-- DATA start --

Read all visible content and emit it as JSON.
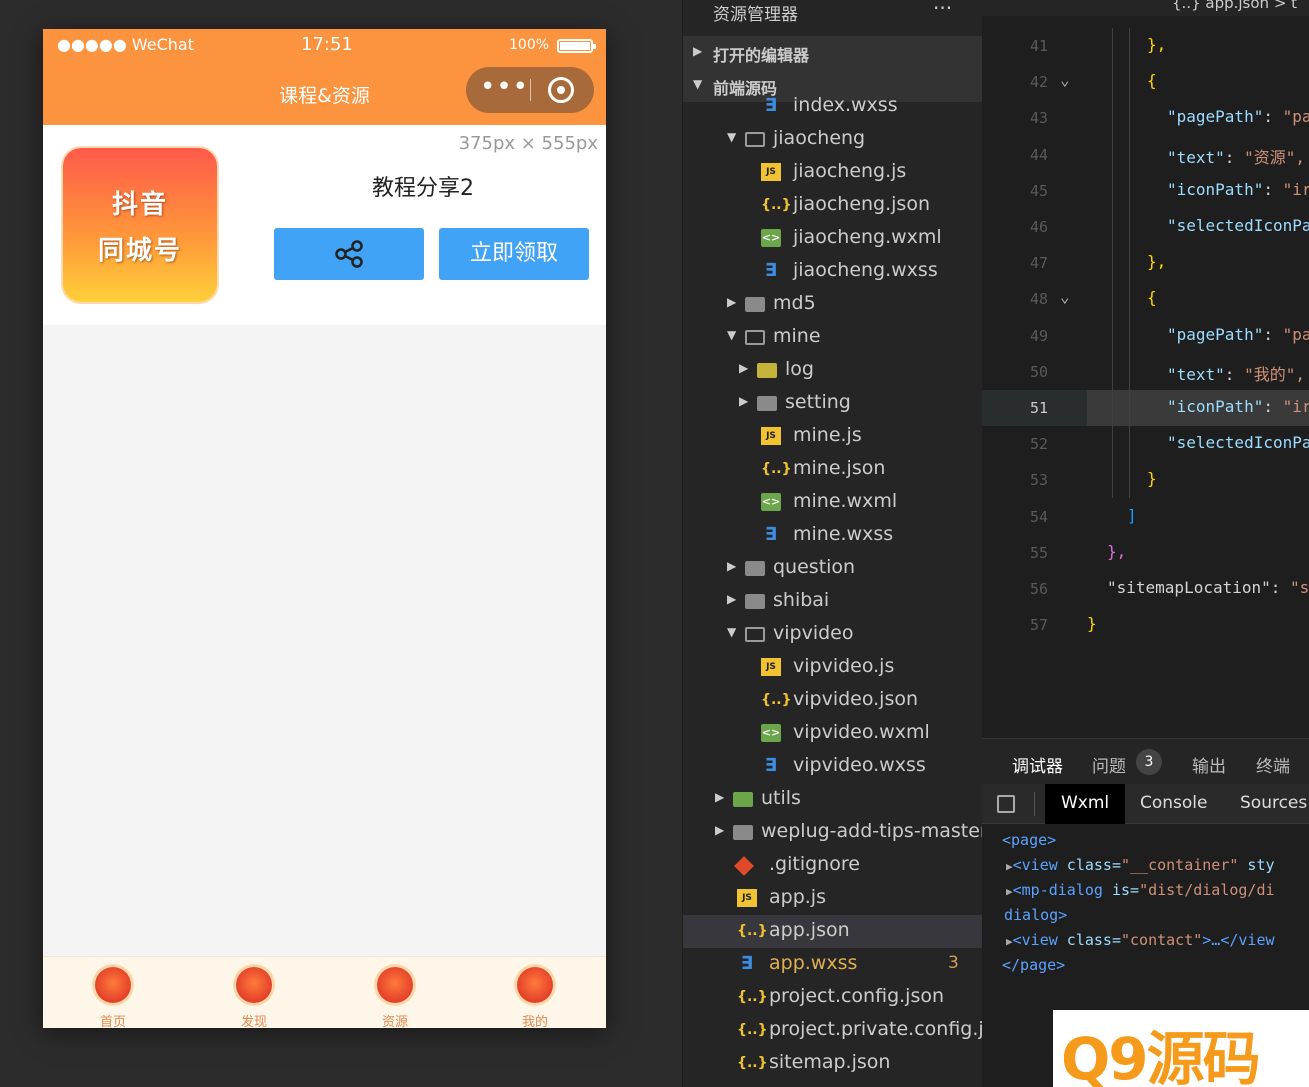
{
  "phone": {
    "status": {
      "carrier": "●●●●● WeChat",
      "time": "17:51",
      "battery": "100%"
    },
    "nav_title": "课程&资源",
    "capsule_dots": "•••",
    "size_hint": "375px × 555px",
    "card": {
      "thumb_line1": "抖音",
      "thumb_line2": "同城号",
      "title": "教程分享2",
      "claim_label": "立即领取"
    },
    "tabs": [
      {
        "label": "首页"
      },
      {
        "label": "发现"
      },
      {
        "label": "资源"
      },
      {
        "label": "我的"
      }
    ]
  },
  "explorer": {
    "title": "资源管理器",
    "more": "···",
    "sections": {
      "open_editors": "打开的编辑器",
      "source": "前端源码"
    },
    "rows": [
      {
        "name": "index.wxss",
        "type": "wxss"
      },
      {
        "name": "jiaocheng",
        "type": "folder-open"
      },
      {
        "name": "jiaocheng.js",
        "type": "js"
      },
      {
        "name": "jiaocheng.json",
        "type": "json"
      },
      {
        "name": "jiaocheng.wxml",
        "type": "wxml"
      },
      {
        "name": "jiaocheng.wxss",
        "type": "wxss"
      },
      {
        "name": "md5",
        "type": "folder"
      },
      {
        "name": "mine",
        "type": "folder-open"
      },
      {
        "name": "log",
        "type": "folder-log"
      },
      {
        "name": "setting",
        "type": "folder"
      },
      {
        "name": "mine.js",
        "type": "js"
      },
      {
        "name": "mine.json",
        "type": "json"
      },
      {
        "name": "mine.wxml",
        "type": "wxml"
      },
      {
        "name": "mine.wxss",
        "type": "wxss"
      },
      {
        "name": "question",
        "type": "folder"
      },
      {
        "name": "shibai",
        "type": "folder"
      },
      {
        "name": "vipvideo",
        "type": "folder-open"
      },
      {
        "name": "vipvideo.js",
        "type": "js"
      },
      {
        "name": "vipvideo.json",
        "type": "json"
      },
      {
        "name": "vipvideo.wxml",
        "type": "wxml"
      },
      {
        "name": "vipvideo.wxss",
        "type": "wxss"
      },
      {
        "name": "utils",
        "type": "folder-utils"
      },
      {
        "name": "weplug-add-tips-master",
        "type": "folder"
      },
      {
        "name": ".gitignore",
        "type": "git"
      },
      {
        "name": "app.js",
        "type": "js"
      },
      {
        "name": "app.json",
        "type": "json",
        "selected": true
      },
      {
        "name": "app.wxss",
        "type": "wxss",
        "badge": "3"
      },
      {
        "name": "project.config.json",
        "type": "json"
      },
      {
        "name": "project.private.config.js...",
        "type": "json"
      },
      {
        "name": "sitemap.json",
        "type": "json"
      }
    ]
  },
  "editor": {
    "tab": "{..} app.json > t",
    "lines": [
      {
        "n": "41",
        "code": "},"
      },
      {
        "n": "42",
        "code": "{"
      },
      {
        "n": "43",
        "key": "\"pagePath\"",
        "val": "\"pa"
      },
      {
        "n": "44",
        "key": "\"text\"",
        "val": "\"资源\","
      },
      {
        "n": "45",
        "key": "\"iconPath\"",
        "val": "\"ir"
      },
      {
        "n": "46",
        "key": "\"selectedIconPa"
      },
      {
        "n": "47",
        "code": "},"
      },
      {
        "n": "48",
        "code": "{"
      },
      {
        "n": "49",
        "key": "\"pagePath\"",
        "val": "\"pa"
      },
      {
        "n": "50",
        "key": "\"text\"",
        "val": "\"我的\","
      },
      {
        "n": "51",
        "key": "\"iconPath\"",
        "val": "\"ir"
      },
      {
        "n": "52",
        "key": "\"selectedIconPa"
      },
      {
        "n": "53",
        "code": "}"
      },
      {
        "n": "54",
        "code": "]"
      },
      {
        "n": "55",
        "code": "},"
      },
      {
        "n": "56",
        "key": "\"sitemapLocation\"",
        "val": "\"s"
      },
      {
        "n": "57",
        "code": "}"
      }
    ]
  },
  "debug": {
    "tabs": {
      "debugger": "调试器",
      "issues": "问题",
      "issues_count": "3",
      "output": "输出",
      "terminal": "终端"
    },
    "sub_tabs": {
      "wxml": "Wxml",
      "console": "Console",
      "sources": "Sources"
    },
    "xml": {
      "l1": "<page>",
      "l2_tag": "<view",
      "l2_attr": " class=",
      "l2_val": "\"__container\"",
      "l2_rest": " sty",
      "l3_tag": "<mp-dialog",
      "l3_attr": " is=",
      "l3_val": "\"dist/dialog/di",
      "l4": "dialog>",
      "l5_tag": "<view",
      "l5_attr": " class=",
      "l5_val": "\"contact\"",
      "l5_rest": ">…</view",
      "l6": "</page>"
    }
  },
  "watermark": "Q9源码"
}
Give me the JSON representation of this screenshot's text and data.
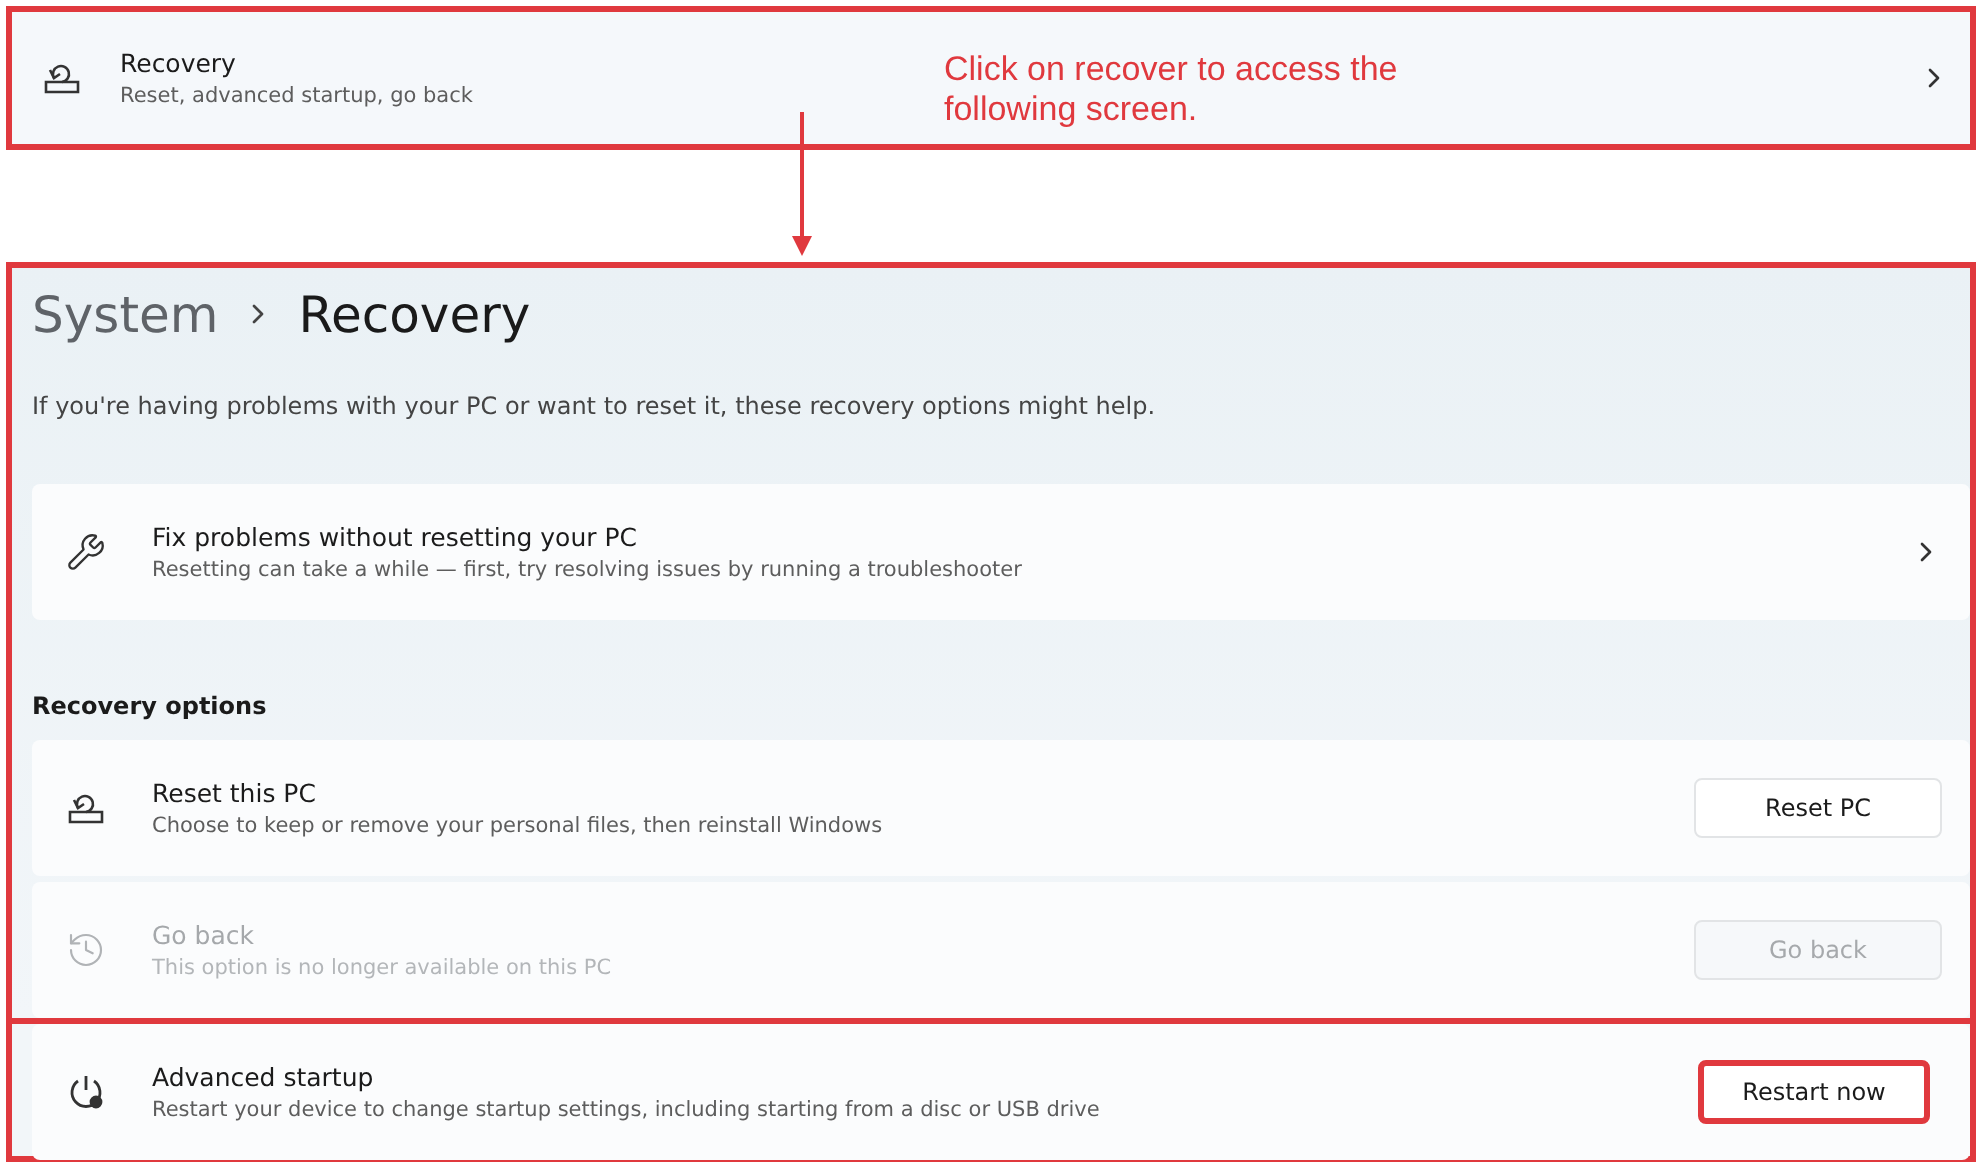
{
  "top_item": {
    "kind": "reset",
    "title": "Recovery",
    "subtitle": "Reset, advanced startup, go back"
  },
  "annotation": "Click on recover to access the following screen.",
  "breadcrumb": {
    "parent": "System",
    "current": "Recovery"
  },
  "description": "If you're having problems with your PC or want to reset it, these recovery options might help.",
  "fix_card": {
    "kind": "wrench",
    "title": "Fix problems without resetting your PC",
    "subtitle": "Resetting can take a while — first, try resolving issues by running a troubleshooter"
  },
  "section_label": "Recovery options",
  "options": [
    {
      "kind": "reset",
      "title": "Reset this PC",
      "subtitle": "Choose to keep or remove your personal files, then reinstall Windows",
      "button": "Reset PC",
      "disabled": false,
      "highlighted": false
    },
    {
      "kind": "history",
      "title": "Go back",
      "subtitle": "This option is no longer available on this PC",
      "button": "Go back",
      "disabled": true,
      "highlighted": false
    }
  ],
  "advanced": {
    "kind": "power",
    "title": "Advanced startup",
    "subtitle": "Restart your device to change startup settings, including starting from a disc or USB drive",
    "button": "Restart now",
    "disabled": false,
    "highlighted": true
  }
}
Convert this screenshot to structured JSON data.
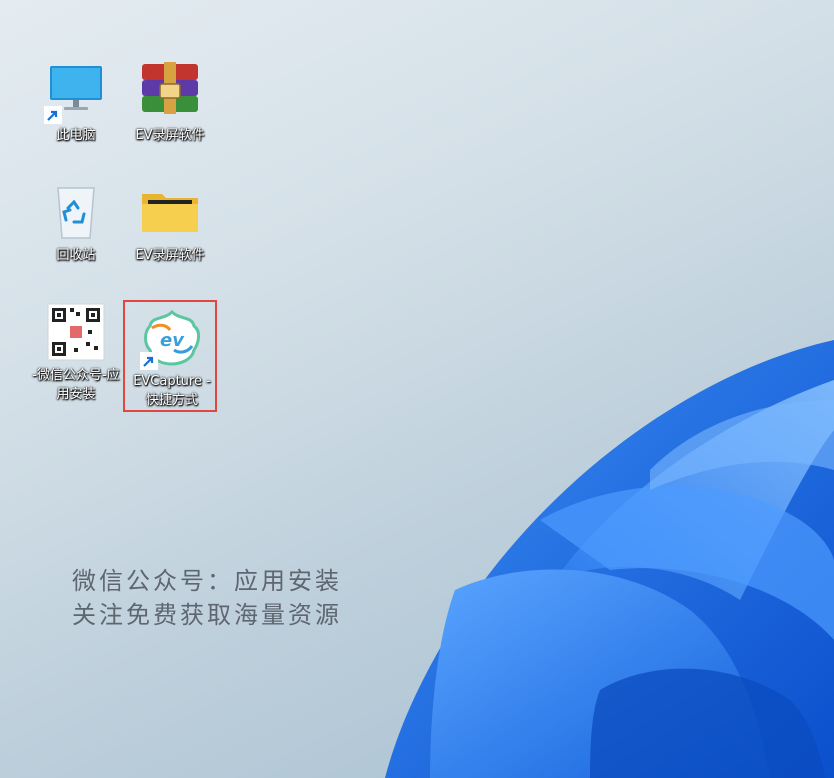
{
  "desktop": {
    "icons": [
      {
        "label": "此电脑",
        "icon": "this-pc-icon"
      },
      {
        "label": "EV录屏软件",
        "icon": "winrar-archive-icon"
      },
      {
        "label": "回收站",
        "icon": "recycle-bin-icon"
      },
      {
        "label": "EV录屏软件",
        "icon": "folder-icon"
      },
      {
        "label": "-微信公众号-应用安装",
        "icon": "qr-code-icon"
      },
      {
        "label": "EVCapture - 快捷方式",
        "icon": "evcapture-logo-icon"
      }
    ],
    "selected_icon_label": "EVCapture - 快捷方式",
    "selection_color": "#e0473f"
  },
  "promo": {
    "line1": "微信公众号：应用安装",
    "line2": "关注免费获取海量资源"
  },
  "colors": {
    "wallpaper_bloom": "#1a6fe6",
    "promo_text": "#5e6670"
  }
}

-- DATA end --

REQUIRED TASK: For the string "true", count the lines of the entries above that include it; answer with the number only.

TASK ANSWER: 3